Records for this exercise:
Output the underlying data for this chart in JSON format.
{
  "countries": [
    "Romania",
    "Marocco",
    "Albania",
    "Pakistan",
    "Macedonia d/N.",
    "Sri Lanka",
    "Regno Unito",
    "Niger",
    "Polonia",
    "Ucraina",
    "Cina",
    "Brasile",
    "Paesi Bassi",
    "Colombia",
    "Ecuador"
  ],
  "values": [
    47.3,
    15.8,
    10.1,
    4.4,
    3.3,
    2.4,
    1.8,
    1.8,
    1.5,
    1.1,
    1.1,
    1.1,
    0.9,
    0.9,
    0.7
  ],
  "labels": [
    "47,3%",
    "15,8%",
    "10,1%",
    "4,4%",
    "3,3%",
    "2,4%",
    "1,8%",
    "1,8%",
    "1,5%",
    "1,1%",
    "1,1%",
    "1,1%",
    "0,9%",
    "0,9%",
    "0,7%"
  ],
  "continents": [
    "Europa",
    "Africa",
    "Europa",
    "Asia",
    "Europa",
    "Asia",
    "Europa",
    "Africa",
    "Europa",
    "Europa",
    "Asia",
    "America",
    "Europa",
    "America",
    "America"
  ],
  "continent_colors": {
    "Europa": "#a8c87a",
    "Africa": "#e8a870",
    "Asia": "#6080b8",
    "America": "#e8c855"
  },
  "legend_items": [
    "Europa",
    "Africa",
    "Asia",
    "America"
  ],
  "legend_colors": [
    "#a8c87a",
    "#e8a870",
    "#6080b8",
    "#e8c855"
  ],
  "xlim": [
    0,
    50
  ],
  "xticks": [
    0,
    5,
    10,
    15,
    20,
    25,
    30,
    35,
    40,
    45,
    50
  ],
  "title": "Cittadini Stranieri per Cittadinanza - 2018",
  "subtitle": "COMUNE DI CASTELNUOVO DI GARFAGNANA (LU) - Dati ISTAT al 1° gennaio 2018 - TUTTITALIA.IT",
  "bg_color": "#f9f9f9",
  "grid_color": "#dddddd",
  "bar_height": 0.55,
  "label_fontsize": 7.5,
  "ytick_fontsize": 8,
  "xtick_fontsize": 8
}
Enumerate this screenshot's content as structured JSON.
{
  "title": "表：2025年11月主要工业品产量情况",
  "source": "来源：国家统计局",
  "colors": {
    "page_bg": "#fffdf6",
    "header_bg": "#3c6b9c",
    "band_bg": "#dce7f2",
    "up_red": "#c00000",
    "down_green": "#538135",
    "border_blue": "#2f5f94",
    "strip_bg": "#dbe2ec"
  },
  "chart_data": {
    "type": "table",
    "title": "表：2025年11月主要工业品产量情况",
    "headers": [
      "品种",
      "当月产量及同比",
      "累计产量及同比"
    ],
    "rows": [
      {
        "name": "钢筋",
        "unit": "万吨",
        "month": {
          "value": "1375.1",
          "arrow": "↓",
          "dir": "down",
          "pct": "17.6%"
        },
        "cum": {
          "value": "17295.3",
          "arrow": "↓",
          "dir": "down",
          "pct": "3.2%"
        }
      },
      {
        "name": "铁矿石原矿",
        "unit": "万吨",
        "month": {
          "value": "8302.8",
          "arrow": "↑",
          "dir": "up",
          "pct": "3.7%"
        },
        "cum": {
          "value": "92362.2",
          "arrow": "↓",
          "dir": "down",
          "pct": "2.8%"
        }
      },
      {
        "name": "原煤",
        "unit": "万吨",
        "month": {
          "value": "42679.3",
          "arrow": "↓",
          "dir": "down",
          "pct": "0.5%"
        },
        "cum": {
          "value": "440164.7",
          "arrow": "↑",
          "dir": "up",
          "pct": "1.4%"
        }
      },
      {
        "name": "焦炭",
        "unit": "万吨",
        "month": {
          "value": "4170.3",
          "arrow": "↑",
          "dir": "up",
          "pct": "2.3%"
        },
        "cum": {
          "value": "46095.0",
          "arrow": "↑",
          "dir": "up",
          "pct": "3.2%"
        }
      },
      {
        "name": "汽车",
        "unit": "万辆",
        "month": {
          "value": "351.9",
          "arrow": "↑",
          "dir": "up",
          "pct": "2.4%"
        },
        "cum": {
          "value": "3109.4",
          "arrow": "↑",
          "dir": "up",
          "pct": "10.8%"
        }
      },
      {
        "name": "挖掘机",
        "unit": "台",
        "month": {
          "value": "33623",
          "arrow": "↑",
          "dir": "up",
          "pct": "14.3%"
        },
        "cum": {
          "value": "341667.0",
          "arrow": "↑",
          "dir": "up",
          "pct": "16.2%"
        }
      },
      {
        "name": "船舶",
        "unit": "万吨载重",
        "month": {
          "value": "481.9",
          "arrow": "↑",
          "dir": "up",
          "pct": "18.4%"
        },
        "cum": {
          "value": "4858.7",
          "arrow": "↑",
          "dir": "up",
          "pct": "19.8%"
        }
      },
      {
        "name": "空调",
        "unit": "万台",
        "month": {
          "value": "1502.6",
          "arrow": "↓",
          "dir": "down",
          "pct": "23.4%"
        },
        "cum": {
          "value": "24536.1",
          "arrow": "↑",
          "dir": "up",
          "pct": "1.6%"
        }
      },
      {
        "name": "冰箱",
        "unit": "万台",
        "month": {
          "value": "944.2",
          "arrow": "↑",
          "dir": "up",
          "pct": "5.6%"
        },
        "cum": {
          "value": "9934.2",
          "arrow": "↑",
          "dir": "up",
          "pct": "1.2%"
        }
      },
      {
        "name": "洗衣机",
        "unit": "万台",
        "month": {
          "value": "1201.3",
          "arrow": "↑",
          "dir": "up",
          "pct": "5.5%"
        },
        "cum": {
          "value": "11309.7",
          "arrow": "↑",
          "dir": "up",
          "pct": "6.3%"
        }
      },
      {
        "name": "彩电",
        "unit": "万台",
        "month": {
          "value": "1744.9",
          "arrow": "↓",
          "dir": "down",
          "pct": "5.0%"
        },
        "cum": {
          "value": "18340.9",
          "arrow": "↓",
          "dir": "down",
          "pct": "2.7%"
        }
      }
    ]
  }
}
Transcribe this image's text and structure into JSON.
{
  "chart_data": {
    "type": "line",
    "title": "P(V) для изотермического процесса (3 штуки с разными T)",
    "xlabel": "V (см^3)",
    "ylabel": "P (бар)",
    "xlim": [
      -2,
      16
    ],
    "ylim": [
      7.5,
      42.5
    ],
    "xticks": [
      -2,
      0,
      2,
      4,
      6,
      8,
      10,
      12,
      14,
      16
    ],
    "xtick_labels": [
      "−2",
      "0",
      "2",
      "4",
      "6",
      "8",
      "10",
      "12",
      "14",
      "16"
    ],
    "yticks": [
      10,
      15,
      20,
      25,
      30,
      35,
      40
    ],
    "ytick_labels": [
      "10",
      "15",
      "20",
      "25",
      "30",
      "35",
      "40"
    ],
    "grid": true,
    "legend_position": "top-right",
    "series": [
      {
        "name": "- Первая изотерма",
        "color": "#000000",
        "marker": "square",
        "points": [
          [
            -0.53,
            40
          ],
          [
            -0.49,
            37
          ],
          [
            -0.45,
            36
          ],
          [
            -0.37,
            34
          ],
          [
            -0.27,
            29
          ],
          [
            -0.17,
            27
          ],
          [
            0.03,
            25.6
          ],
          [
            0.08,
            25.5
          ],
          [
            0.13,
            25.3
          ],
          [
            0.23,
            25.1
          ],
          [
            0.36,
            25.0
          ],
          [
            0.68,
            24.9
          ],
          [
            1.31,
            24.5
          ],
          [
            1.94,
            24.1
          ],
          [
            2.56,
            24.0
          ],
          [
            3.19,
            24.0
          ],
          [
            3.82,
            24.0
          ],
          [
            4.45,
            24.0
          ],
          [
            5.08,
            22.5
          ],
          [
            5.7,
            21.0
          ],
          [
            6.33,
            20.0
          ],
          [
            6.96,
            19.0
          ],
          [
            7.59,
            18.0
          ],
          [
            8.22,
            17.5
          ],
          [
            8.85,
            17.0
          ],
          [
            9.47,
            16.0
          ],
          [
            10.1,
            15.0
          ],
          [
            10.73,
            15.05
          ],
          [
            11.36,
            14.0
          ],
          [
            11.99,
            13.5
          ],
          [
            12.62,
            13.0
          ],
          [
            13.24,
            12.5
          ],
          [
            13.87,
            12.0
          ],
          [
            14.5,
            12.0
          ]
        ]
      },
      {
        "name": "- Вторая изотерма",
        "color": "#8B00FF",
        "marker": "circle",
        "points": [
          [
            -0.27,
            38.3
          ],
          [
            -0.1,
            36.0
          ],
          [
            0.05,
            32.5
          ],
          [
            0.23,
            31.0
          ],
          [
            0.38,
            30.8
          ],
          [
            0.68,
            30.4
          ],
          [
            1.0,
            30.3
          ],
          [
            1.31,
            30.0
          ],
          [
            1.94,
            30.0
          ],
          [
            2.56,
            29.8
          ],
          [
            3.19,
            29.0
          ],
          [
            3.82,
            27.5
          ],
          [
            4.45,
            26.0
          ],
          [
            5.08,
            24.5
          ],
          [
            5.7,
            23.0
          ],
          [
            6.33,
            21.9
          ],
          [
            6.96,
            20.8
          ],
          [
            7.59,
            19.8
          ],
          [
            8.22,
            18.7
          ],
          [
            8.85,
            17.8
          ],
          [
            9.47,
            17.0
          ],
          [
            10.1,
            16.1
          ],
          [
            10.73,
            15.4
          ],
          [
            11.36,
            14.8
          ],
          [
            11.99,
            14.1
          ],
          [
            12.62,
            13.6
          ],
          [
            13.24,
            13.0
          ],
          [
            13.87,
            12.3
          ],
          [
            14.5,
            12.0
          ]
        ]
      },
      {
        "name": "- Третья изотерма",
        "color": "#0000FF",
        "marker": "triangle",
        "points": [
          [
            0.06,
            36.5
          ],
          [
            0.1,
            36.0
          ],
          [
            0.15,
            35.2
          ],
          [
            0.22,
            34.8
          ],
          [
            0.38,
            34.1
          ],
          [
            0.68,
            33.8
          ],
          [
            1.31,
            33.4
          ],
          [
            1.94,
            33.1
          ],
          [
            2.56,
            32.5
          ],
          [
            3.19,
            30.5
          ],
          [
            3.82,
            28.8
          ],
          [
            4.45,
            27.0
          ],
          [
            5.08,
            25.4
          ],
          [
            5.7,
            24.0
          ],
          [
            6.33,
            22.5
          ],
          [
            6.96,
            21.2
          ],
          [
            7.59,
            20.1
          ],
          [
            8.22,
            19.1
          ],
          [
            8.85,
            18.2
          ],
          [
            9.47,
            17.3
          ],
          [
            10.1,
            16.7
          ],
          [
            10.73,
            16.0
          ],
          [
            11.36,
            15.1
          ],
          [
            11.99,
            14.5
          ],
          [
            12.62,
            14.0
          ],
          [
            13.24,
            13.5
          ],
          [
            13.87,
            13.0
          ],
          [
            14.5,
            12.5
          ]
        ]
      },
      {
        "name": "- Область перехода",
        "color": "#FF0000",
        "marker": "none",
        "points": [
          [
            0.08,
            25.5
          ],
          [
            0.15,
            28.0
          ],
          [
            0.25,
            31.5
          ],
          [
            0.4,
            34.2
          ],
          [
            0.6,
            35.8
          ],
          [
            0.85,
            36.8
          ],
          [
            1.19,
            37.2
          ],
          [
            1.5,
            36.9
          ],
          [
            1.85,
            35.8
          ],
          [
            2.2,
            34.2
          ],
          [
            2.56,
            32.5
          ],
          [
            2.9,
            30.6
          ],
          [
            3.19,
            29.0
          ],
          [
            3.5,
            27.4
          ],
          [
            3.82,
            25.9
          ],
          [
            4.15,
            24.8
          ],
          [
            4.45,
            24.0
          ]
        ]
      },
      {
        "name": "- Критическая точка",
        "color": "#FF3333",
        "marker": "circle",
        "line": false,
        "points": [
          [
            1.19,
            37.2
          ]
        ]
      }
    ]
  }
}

Exercise aim: Each line holding "JSON" must be found and copied.

Exercise output:
Output the underlying data for this chart in JSON format.
Enumerate this screenshot's content as structured JSON.
Transcribe this image's text and structure into JSON.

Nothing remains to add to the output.